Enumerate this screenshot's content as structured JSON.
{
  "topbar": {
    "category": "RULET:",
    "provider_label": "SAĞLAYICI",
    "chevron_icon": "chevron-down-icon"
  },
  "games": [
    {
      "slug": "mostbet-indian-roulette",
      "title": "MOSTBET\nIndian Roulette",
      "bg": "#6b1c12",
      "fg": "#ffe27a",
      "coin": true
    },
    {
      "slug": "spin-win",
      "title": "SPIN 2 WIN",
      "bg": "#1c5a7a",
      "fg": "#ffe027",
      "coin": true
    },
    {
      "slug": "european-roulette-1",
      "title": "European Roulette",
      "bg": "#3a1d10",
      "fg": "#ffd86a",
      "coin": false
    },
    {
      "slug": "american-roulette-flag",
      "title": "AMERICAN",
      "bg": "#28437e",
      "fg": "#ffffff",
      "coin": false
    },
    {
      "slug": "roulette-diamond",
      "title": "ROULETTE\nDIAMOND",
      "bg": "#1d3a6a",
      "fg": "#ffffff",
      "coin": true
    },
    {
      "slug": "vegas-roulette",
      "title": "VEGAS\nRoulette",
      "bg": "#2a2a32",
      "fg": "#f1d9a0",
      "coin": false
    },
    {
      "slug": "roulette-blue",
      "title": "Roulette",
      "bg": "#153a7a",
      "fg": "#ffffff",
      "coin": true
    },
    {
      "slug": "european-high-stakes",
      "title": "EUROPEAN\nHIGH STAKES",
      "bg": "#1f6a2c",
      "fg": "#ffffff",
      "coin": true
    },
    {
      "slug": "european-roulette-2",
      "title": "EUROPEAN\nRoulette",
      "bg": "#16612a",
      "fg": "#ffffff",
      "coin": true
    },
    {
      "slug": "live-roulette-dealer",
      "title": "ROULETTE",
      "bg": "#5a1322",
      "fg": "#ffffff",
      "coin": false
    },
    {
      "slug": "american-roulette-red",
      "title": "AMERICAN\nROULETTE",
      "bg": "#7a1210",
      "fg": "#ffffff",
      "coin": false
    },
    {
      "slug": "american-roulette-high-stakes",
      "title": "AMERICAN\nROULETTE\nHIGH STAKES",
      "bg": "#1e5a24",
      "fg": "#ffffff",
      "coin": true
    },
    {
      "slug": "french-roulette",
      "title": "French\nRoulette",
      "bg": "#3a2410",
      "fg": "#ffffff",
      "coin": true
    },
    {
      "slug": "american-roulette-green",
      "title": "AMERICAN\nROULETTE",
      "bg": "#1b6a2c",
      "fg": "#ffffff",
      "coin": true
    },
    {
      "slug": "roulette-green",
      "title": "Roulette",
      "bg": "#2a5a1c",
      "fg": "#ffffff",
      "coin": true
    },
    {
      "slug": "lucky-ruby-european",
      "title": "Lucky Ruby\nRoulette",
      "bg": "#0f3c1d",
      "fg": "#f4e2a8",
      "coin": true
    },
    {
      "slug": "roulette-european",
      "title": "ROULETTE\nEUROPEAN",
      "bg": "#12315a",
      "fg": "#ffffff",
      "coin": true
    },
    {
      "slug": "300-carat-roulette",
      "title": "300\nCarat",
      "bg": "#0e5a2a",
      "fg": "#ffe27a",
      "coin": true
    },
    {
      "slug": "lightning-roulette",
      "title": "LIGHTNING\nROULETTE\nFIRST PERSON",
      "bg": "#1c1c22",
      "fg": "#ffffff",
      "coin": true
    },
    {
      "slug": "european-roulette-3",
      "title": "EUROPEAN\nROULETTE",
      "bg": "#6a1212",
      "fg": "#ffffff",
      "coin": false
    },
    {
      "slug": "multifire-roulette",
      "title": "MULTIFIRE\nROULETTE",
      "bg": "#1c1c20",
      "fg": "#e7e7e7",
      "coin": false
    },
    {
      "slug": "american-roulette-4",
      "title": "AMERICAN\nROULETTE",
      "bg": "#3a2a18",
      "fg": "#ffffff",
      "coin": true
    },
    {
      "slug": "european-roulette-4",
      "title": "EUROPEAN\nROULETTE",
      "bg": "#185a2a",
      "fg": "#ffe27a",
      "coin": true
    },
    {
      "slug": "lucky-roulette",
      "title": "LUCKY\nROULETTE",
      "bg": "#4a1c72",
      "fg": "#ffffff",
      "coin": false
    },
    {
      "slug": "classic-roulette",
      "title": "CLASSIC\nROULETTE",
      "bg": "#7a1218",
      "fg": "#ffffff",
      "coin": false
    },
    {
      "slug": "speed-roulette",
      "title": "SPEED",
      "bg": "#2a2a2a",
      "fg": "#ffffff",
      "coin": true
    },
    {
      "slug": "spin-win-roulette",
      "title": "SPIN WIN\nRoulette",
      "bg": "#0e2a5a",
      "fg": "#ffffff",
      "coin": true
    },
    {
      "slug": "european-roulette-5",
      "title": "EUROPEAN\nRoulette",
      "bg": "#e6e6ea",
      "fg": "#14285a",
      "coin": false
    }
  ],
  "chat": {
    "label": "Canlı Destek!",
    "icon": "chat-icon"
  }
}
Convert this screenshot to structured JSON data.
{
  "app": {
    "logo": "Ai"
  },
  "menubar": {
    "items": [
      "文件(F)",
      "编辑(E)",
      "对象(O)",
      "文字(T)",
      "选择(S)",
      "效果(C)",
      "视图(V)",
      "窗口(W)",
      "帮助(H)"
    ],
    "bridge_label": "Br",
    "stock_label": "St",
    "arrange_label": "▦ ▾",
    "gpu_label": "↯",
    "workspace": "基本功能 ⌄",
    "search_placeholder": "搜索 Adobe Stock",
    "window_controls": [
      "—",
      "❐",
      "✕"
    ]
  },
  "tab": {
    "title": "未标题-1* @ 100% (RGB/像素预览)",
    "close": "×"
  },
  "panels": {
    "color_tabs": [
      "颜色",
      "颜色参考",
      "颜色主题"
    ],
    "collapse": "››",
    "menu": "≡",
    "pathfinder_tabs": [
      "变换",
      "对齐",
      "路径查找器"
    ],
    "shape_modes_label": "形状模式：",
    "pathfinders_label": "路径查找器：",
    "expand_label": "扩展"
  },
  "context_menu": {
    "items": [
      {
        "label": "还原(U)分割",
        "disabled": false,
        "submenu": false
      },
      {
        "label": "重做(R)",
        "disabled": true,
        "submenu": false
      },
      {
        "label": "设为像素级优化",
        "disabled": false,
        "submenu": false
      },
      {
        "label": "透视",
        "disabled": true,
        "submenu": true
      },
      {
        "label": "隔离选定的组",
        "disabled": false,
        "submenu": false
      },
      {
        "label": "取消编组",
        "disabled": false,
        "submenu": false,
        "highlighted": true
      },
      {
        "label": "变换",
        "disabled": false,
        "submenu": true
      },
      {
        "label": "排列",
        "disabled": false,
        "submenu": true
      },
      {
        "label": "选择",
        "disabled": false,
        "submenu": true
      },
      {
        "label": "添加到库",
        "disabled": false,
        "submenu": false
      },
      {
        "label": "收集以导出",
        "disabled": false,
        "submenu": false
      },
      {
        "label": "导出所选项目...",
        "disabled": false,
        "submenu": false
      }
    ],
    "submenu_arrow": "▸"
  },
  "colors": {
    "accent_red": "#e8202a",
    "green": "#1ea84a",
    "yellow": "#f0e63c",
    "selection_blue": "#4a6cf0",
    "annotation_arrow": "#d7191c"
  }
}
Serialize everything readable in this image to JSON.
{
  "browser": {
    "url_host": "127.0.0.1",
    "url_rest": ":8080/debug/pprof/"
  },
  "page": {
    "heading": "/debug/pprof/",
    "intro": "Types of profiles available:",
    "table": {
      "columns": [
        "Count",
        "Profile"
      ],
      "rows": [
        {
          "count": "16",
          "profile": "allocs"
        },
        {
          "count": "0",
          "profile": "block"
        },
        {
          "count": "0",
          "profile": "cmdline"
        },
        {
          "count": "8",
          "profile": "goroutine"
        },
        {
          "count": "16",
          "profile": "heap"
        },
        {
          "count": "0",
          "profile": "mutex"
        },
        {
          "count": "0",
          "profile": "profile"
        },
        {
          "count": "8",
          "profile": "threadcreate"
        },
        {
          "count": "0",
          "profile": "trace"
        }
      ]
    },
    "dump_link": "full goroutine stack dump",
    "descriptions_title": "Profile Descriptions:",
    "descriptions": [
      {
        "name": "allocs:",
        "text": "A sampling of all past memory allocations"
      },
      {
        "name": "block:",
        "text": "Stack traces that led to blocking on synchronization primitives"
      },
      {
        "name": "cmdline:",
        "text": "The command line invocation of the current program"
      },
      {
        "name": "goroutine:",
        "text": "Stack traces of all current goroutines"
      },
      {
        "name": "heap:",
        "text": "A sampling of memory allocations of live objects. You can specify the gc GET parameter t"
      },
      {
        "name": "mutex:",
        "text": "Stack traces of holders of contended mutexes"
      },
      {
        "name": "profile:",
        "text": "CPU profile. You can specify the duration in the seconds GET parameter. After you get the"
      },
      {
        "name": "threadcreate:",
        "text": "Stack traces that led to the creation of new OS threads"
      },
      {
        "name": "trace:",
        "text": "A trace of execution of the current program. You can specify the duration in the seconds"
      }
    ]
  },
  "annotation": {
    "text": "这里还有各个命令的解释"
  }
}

--- --- ---

[Your task]:
Set down, exactly and in full, the lines from the one containing "Serialize everything readable" through the end of the entries; no other line belongs.

[Correct output]:
Serialize everything readable in this image to JSON.
{
  "browser": {
    "url_host": "127.0.0.1",
    "url_rest": ":8080/debug/pprof/"
  },
  "page": {
    "heading": "/debug/pprof/",
    "intro": "Types of profiles available:",
    "table": {
      "columns": [
        "Count",
        "Profile"
      ],
      "rows": [
        {
          "count": "16",
          "profile": "allocs"
        },
        {
          "count": "0",
          "profile": "block"
        },
        {
          "count": "0",
          "profile": "cmdline"
        },
        {
          "count": "8",
          "profile": "goroutine"
        },
        {
          "count": "16",
          "profile": "heap"
        },
        {
          "count": "0",
          "profile": "mutex"
        },
        {
          "count": "0",
          "profile": "profile"
        },
        {
          "count": "8",
          "profile": "threadcreate"
        },
        {
          "count": "0",
          "profile": "trace"
        }
      ]
    },
    "dump_link": "full goroutine stack dump",
    "descriptions_title": "Profile Descriptions:",
    "descriptions": [
      {
        "name": "allocs:",
        "text": "A sampling of all past memory allocations"
      },
      {
        "name": "block:",
        "text": "Stack traces that led to blocking on synchronization primitives"
      },
      {
        "name": "cmdline:",
        "text": "The command line invocation of the current program"
      },
      {
        "name": "goroutine:",
        "text": "Stack traces of all current goroutines"
      },
      {
        "name": "heap:",
        "text": "A sampling of memory allocations of live objects. You can specify the gc GET parameter t"
      },
      {
        "name": "mutex:",
        "text": "Stack traces of holders of contended mutexes"
      },
      {
        "name": "profile:",
        "text": "CPU profile. You can specify the duration in the seconds GET parameter. After you get the"
      },
      {
        "name": "threadcreate:",
        "text": "Stack traces that led to the creation of new OS threads"
      },
      {
        "name": "trace:",
        "text": "A trace of execution of the current program. You can specify the duration in the seconds"
      }
    ]
  },
  "annotation": {
    "text": "这里还有各个命令的解释"
  }
}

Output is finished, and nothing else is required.